_Source data_
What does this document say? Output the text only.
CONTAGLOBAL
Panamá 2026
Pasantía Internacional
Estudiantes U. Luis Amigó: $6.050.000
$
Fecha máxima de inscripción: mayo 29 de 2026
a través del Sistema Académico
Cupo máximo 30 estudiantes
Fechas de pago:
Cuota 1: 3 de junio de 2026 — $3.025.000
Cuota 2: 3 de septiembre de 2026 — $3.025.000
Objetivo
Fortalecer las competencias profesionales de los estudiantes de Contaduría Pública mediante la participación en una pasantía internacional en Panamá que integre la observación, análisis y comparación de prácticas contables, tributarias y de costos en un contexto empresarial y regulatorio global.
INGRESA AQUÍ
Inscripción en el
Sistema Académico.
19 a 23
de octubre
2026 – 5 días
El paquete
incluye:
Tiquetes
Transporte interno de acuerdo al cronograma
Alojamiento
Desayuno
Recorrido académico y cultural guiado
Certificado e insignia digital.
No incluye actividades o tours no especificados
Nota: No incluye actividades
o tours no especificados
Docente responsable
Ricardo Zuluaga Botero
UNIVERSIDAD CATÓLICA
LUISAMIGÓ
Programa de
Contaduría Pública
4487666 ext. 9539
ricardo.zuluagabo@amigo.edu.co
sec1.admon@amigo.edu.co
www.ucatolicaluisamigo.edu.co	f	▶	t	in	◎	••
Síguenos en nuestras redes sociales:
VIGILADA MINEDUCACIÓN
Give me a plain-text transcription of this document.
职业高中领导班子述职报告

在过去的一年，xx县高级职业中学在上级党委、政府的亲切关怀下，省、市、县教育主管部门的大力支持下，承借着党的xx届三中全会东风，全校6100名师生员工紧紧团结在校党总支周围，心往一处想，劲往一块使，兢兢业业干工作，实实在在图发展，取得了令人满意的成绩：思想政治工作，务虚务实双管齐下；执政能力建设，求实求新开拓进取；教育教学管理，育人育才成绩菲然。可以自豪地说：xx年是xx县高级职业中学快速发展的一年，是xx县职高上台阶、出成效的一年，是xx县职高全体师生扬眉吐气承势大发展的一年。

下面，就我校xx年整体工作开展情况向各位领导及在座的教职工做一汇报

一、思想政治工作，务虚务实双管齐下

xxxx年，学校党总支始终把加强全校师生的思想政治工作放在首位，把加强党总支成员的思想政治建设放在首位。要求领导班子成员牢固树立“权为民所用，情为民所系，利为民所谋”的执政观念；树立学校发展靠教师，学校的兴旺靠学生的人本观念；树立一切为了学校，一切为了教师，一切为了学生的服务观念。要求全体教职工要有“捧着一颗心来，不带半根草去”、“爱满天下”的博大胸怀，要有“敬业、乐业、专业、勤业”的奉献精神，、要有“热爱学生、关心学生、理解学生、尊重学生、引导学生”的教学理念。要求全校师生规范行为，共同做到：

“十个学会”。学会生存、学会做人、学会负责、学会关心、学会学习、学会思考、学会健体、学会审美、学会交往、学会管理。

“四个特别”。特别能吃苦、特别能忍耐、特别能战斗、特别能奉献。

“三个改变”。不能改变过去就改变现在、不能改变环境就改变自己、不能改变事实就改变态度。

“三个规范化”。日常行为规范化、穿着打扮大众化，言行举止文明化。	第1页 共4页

_Goal_
Repeat every entry exactly, please.

_Task solution_
What does this document say? Output the text only.
CONTAGLOBAL
Panamá 2026
Pasantía Internacional
Estudiantes U. Luis Amigó: $6.050.000
$
Fecha máxima de inscripción: mayo 29 de 2026
a través del Sistema Académico
Cupo máximo 30 estudiantes
Fechas de pago:
Cuota 1: 3 de junio de 2026 — $3.025.000
Cuota 2: 3 de septiembre de 2026 — $3.025.000
Objetivo
Fortalecer las competencias profesionales de los estudiantes de Contaduría Pública mediante la participación en una pasantía internacional en Panamá que integre la observación, análisis y comparación de prácticas contables, tributarias y de costos en un contexto empresarial y regulatorio global.
INGRESA AQUÍ
Inscripción en el
Sistema Académico.
19 a 23
de octubre
2026 – 5 días
El paquete
incluye:
Tiquetes
Transporte interno de acuerdo al cronograma
Alojamiento
Desayuno
Recorrido académico y cultural guiado
Certificado e insignia digital.
No incluye actividades o tours no especificados
Nota: No incluye actividades
o tours no especificados
Docente responsable
Ricardo Zuluaga Botero
UNIVERSIDAD CATÓLICA
LUISAMIGÓ
Programa de
Contaduría Pública
4487666 ext. 9539
ricardo.zuluagabo@amigo.edu.co
sec1.admon@amigo.edu.co
www.ucatolicaluisamigo.edu.co	f	▶	t	in	◎	••
Síguenos en nuestras redes sociales:
VIGILADA MINEDUCACIÓN
Give me a plain-text transcription of this document.
职业高中领导班子述职报告

在过去的一年，xx县高级职业中学在上级党委、政府的亲切关怀下，省、市、县教育主管部门的大力支持下，承借着党的xx届三中全会东风，全校6100名师生员工紧紧团结在校党总支周围，心往一处想，劲往一块使，兢兢业业干工作，实实在在图发展，取得了令人满意的成绩：思想政治工作，务虚务实双管齐下；执政能力建设，求实求新开拓进取；教育教学管理，育人育才成绩菲然。可以自豪地说：xx年是xx县高级职业中学快速发展的一年，是xx县职高上台阶、出成效的一年，是xx县职高全体师生扬眉吐气承势大发展的一年。

下面，就我校xx年整体工作开展情况向各位领导及在座的教职工做一汇报

一、思想政治工作，务虚务实双管齐下

xxxx年，学校党总支始终把加强全校师生的思想政治工作放在首位，把加强党总支成员的思想政治建设放在首位。要求领导班子成员牢固树立“权为民所用，情为民所系，利为民所谋”的执政观念；树立学校发展靠教师，学校的兴旺靠学生的人本观念；树立一切为了学校，一切为了教师，一切为了学生的服务观念。要求全体教职工要有“捧着一颗心来，不带半根草去”、“爱满天下”的博大胸怀，要有“敬业、乐业、专业、勤业”的奉献精神，、要有“热爱学生、关心学生、理解学生、尊重学生、引导学生”的教学理念。要求全校师生规范行为，共同做到：

“十个学会”。学会生存、学会做人、学会负责、学会关心、学会学习、学会思考、学会健体、学会审美、学会交往、学会管理。

“四个特别”。特别能吃苦、特别能忍耐、特别能战斗、特别能奉献。

“三个改变”。不能改变过去就改变现在、不能改变环境就改变自己、不能改变事实就改变态度。

“三个规范化”。日常行为规范化、穿着打扮大众化，言行举止文明化。	第1页 共4页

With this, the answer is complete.